I love Peter Tatchell. He’s one of only a few real, living Gay heroes currently on the scene in Britain. Larry Kramer is perhaps his American counterpart. But just as Kramer is oftentimes gloriously blunt in his proclamations, Mr. Tatchell’s latest is maddeningly wedded to a wrongheaded ideal of just what a “post-homophobic society” would (or ought to) look like.

Tatchell’s view is not unique, nor uncommon. No, it’s rather emblematic of what’s come to be taught as Queer Theory. He sums it up nicely: “... [the] picture of human sexuality is much more complex, diverse and blurred than the traditional simplistic binary image of hetero and homo, so loved by straight moralists and - more significantly - by many lesbians and gay men.”

Marshalling research running the gamut of the stale musings of Dr. Kinsey to the breathless conclusions about the habits of the traditional Samoan warrior culture, an overarching attitude is loosed: “The evidence from... sociology and anthropology... is that the incidence of heterosexuality and homosexuality is not fixed and universal, and that the two sexual orientations are not mutually exclusive. There is a good deal of fluidity and overlap.”

That doesn’t read like some crazed idea, now does it? In fact, in the last 20 years, with the spread of Gay Studies programs on campus, that idea has become a commonplace. Whether it’s right or wrong—or to what extent it is so, or not so— will be argued by Gay people and Str8 ones for a long time. I don’t doubt that.

Let me be plain about which side I’m on: Queer Theory is one of the greatest evils ever to be set upon the Gay people.

At the base of Queer Theory is a word game; the same game that underlies a broader bit of academic thought known as Social Constructionism, i.e., nothing is so unless and until a society deems it to be so... and takes steps to make it so.

**Extracted entries**
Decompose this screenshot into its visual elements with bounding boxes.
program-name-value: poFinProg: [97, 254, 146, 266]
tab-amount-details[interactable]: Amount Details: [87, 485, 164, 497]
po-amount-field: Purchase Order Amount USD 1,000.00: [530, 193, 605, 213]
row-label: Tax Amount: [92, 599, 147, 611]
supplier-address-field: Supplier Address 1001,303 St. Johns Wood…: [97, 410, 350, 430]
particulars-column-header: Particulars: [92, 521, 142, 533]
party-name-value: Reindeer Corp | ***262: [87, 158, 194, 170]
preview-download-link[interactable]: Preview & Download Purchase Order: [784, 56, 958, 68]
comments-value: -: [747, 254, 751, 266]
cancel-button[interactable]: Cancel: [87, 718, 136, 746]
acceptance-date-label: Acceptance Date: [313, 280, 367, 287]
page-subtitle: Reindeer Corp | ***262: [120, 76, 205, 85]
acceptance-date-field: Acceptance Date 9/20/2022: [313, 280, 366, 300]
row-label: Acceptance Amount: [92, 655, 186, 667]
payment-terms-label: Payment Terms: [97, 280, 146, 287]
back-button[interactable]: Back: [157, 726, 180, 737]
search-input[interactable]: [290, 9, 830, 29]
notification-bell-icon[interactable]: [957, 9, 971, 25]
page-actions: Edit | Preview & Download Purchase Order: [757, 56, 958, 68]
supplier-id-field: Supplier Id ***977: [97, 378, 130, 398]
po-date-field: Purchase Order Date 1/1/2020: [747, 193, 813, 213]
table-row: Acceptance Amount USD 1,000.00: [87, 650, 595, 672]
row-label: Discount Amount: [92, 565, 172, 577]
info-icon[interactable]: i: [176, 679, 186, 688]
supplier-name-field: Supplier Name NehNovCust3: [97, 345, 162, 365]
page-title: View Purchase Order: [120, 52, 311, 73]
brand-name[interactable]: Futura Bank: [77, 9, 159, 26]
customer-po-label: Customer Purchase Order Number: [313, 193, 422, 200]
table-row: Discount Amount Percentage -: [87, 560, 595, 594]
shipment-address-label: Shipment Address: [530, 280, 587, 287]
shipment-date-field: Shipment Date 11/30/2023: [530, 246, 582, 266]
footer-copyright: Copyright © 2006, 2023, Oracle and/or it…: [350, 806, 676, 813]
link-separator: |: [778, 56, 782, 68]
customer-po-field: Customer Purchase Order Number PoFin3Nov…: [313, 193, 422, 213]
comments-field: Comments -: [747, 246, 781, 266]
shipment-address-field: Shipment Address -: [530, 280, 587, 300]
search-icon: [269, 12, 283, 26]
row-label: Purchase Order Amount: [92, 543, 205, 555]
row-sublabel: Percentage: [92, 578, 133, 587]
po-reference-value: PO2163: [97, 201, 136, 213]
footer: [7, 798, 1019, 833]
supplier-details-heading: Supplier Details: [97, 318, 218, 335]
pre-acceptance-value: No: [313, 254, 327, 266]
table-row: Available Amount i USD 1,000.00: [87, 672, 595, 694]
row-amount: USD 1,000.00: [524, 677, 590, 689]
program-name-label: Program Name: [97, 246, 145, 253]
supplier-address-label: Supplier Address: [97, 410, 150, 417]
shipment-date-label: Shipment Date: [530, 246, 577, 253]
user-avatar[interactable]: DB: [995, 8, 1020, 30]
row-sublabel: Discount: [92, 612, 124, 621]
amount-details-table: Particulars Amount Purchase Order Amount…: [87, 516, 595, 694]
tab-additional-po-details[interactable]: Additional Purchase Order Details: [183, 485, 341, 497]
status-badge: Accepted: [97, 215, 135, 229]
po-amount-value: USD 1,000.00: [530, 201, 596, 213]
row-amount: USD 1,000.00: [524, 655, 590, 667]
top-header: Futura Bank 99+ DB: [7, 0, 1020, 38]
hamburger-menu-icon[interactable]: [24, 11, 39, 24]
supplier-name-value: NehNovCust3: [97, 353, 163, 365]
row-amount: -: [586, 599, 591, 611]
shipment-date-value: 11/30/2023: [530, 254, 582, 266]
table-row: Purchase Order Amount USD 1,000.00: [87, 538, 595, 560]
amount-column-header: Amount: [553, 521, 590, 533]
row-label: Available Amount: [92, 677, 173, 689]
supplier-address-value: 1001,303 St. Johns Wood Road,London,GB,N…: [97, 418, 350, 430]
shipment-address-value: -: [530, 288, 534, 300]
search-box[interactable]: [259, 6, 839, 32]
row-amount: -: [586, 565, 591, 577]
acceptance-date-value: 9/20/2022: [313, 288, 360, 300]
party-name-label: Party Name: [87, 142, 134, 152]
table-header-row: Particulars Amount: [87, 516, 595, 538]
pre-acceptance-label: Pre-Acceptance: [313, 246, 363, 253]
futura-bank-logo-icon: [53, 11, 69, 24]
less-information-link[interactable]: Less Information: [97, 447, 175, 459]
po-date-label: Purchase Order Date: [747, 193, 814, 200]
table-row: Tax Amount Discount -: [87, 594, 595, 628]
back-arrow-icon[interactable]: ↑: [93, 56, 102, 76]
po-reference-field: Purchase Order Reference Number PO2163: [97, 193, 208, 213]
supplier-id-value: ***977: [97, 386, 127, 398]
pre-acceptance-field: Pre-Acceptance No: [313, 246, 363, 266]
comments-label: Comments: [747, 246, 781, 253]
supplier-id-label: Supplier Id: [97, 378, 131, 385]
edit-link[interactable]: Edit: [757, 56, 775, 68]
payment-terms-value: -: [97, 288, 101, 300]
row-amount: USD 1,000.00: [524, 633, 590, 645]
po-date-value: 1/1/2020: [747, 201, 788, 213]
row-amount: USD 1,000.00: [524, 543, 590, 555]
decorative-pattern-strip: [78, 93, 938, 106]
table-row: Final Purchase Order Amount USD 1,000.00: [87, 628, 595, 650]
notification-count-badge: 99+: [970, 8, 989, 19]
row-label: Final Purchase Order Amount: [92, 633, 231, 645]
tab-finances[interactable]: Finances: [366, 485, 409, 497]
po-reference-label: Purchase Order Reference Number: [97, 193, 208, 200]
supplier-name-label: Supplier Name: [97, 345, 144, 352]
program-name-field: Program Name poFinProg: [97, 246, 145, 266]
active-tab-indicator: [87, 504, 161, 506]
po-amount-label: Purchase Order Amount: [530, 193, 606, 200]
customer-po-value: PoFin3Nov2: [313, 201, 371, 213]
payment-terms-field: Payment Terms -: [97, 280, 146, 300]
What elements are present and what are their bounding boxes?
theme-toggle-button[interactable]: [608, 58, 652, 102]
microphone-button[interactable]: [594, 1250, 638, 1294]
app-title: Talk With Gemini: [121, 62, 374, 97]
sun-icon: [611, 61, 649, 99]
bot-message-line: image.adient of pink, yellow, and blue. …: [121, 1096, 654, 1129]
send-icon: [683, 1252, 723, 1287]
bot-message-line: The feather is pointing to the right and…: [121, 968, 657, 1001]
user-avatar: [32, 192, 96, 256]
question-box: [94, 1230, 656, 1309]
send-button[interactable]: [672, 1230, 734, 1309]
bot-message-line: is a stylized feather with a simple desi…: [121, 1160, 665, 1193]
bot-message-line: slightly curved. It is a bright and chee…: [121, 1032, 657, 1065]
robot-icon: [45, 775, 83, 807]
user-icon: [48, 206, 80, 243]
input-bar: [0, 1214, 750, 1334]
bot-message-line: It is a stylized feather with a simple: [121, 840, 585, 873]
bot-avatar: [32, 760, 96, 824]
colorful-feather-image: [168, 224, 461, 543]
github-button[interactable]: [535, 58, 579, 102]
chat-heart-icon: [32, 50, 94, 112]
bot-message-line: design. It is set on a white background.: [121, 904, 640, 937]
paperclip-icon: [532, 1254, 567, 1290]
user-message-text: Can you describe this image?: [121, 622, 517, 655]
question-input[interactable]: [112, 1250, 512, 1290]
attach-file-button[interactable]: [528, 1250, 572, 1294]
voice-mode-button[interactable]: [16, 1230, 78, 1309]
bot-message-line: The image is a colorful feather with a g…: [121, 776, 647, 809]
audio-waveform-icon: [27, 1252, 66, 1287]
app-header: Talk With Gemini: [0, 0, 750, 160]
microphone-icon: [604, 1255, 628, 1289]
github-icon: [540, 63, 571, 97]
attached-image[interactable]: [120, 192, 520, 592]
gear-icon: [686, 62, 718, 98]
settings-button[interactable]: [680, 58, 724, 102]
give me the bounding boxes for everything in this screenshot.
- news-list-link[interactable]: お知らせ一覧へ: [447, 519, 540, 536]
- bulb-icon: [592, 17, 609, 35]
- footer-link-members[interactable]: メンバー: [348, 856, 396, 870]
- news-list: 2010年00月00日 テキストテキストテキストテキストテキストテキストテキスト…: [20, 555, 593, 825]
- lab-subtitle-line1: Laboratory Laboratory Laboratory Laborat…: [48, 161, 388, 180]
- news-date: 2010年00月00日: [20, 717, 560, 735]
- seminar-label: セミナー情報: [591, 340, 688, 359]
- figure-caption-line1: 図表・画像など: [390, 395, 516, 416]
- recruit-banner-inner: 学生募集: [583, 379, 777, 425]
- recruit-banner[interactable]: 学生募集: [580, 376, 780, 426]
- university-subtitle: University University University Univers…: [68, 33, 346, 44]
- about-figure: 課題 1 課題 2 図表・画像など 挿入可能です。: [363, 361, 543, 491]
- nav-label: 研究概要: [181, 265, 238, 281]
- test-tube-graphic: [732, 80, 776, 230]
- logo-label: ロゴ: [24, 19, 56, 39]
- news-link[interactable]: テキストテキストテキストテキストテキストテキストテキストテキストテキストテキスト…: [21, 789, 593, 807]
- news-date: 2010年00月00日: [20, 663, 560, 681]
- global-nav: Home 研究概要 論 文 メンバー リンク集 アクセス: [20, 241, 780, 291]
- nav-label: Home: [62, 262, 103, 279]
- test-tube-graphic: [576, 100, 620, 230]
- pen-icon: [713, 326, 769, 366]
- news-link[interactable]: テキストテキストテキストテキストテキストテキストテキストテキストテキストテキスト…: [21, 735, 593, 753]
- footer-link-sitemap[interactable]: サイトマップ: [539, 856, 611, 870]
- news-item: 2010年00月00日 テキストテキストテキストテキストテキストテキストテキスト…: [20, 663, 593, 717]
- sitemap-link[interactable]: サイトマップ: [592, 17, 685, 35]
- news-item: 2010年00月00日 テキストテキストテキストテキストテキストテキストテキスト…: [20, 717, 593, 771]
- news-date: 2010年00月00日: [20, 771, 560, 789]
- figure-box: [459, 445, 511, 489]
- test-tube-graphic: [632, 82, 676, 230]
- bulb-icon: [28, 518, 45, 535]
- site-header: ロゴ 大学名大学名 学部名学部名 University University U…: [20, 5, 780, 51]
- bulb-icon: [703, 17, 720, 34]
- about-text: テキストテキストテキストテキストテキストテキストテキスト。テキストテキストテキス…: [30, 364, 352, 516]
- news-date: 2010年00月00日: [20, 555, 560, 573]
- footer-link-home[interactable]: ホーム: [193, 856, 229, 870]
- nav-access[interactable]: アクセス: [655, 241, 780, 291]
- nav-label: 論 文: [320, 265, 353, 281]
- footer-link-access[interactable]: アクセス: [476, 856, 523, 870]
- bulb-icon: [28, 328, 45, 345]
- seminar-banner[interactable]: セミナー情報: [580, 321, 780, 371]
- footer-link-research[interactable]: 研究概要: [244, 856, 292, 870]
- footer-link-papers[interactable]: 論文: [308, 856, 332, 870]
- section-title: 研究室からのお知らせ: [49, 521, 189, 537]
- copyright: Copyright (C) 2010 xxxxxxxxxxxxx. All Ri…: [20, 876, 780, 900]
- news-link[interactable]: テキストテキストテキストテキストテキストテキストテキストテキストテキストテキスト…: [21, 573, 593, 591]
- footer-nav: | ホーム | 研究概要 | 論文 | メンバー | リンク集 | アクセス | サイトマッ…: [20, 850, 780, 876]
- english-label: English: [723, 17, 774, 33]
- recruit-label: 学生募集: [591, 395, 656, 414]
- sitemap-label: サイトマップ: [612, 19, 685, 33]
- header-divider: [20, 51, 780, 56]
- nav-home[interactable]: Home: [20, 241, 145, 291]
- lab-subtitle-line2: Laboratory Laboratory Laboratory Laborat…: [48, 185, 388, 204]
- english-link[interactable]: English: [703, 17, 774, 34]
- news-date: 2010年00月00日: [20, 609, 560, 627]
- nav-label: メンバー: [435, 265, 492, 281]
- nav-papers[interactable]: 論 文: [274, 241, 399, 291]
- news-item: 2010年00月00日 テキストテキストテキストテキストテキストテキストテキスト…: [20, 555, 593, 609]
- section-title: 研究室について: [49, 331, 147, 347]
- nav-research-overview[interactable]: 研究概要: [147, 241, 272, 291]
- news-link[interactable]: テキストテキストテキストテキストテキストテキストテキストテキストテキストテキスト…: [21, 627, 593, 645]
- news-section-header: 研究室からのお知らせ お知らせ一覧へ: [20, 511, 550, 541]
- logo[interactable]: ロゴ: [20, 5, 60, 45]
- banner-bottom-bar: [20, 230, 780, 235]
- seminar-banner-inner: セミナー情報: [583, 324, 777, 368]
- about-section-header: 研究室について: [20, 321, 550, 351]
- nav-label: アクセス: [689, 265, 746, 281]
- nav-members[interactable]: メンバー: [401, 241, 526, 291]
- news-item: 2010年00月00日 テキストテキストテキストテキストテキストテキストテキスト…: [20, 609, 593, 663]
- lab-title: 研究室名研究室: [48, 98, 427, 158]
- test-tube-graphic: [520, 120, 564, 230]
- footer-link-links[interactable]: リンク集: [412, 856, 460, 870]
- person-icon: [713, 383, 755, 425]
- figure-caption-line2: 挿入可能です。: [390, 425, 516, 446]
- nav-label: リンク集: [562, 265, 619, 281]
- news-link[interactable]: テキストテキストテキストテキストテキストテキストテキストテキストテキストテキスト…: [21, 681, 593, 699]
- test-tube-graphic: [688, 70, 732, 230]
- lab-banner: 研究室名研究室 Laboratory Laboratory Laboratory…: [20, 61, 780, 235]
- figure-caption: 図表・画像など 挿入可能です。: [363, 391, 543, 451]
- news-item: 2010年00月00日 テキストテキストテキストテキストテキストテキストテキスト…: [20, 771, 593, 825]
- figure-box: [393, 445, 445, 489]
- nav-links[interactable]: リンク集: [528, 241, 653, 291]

**Direction 1**
List every person the Queer Theory commentary mentions by name.
**Direction 2**
Rewrite the paragraph of the Queer Theory commentary that begins "Marshalling research running the gamut" in one or two shorter sentences, keeping its main points.
**Direction 3**
Based on the Queer Theory commentary, say whether each statement agrees with it. Answer yes or no, and quote the words that decide it.
(a) The writer names Larry Kramer as a possible American counterpart to Tatchell.
(b) The writer says the idea of sexual fluidity became a commonplace over the last 50 years.
(c) The writer regards Queer Theory as good for Gay people.

**Response 1**
Peter Tatchell
Larry Kramer
Dr. Kinsey

**Response 2**
Using research ranging from Dr. Kinsey to studies of traditional Samoan warrior culture, the view holds that sociology and anthropology show the incidence of heterosexuality and homosexuality is neither fixed nor universal. It also holds that the two orientations are not mutually exclusive but show much fluidity and overlap.

**Response 3**
(a) Yes: "Larry Kramer is perhaps his American counterpart."
(b) No: "in the last 20 years, with the spread of Gay Studies programs on campus, that idea has become a commonplace."
(c) No: "Queer Theory is one of the greatest evils ever to be set upon the Gay people."